WRITTEN REQUEST -> Lift every line from the entries that includes the word "Boiler".

#### LISTED RECORDS ####

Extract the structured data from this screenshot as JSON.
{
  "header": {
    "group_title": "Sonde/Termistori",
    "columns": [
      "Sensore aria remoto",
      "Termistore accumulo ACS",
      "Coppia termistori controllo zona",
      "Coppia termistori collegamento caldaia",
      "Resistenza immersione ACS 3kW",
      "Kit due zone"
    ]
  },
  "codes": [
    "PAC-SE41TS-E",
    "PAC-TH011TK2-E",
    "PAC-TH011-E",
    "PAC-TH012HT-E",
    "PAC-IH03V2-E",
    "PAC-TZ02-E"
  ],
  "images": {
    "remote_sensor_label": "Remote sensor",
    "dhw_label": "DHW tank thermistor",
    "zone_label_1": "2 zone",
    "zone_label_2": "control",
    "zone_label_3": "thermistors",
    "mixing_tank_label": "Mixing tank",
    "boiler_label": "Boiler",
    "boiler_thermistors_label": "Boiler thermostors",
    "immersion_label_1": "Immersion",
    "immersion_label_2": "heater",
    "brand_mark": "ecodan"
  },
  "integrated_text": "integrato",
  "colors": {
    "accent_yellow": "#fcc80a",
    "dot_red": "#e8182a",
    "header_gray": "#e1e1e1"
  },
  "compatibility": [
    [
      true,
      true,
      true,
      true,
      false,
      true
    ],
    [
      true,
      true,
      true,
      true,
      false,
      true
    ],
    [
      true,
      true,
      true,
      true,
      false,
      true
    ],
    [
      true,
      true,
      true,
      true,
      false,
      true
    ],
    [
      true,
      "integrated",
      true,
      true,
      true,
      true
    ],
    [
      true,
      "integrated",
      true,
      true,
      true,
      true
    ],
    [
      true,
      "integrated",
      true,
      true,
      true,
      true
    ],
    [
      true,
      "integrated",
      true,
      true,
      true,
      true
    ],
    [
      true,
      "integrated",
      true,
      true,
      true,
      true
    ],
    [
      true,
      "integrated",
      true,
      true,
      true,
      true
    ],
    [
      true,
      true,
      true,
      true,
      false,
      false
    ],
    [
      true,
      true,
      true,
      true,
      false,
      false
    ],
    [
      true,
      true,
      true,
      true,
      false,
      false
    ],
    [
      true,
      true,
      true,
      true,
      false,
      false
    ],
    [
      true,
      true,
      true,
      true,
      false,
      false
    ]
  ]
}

####

RESPONSE TO THIS EXERCISE ->
    "boiler_label": "Boiler",
    "boiler_thermistors_label": "Boiler thermostors",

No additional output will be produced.